# [AIM OF THE TASK]
Determine how many lines include the word "const", then give that number and nothing more.

+++ EXERCISE INPUT

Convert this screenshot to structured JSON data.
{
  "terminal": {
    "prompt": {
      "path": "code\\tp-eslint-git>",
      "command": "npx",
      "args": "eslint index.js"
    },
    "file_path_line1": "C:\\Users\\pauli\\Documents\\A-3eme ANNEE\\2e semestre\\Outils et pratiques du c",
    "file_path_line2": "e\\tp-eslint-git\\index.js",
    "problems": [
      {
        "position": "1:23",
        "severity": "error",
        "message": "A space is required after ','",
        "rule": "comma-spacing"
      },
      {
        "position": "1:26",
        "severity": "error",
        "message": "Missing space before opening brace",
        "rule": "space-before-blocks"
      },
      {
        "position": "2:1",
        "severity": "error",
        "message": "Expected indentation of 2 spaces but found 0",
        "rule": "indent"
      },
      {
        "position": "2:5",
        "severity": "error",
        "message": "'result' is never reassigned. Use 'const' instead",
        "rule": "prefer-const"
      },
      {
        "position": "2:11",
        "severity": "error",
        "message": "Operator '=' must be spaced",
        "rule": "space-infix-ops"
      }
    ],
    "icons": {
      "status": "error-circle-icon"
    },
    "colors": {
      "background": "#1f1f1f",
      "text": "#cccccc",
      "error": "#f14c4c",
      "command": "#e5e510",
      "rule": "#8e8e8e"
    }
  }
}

++++++
+++ EXERCISE INPUT

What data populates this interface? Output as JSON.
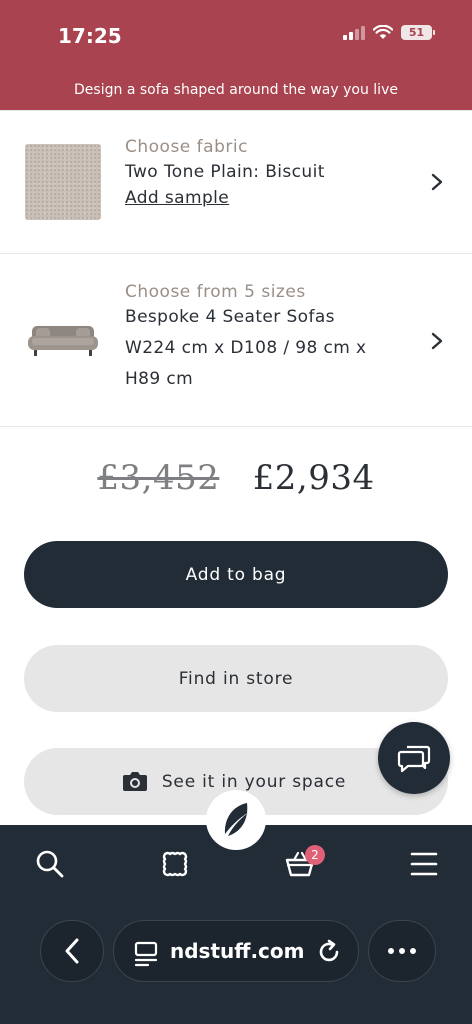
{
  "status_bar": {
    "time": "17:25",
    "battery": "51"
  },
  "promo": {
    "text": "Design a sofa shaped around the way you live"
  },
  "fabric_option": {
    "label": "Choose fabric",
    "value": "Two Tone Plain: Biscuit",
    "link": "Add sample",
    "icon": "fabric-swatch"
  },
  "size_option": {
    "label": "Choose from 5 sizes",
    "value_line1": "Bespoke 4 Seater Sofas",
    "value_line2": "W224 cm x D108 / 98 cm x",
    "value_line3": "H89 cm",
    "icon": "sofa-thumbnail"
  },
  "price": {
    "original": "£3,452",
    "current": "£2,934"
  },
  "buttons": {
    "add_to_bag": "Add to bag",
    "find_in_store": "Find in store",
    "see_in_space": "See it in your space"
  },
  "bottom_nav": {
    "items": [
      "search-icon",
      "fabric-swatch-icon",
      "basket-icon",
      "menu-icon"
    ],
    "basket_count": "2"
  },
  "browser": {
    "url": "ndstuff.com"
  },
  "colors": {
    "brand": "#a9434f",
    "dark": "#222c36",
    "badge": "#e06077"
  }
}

++++++

# [RESPONSE]
2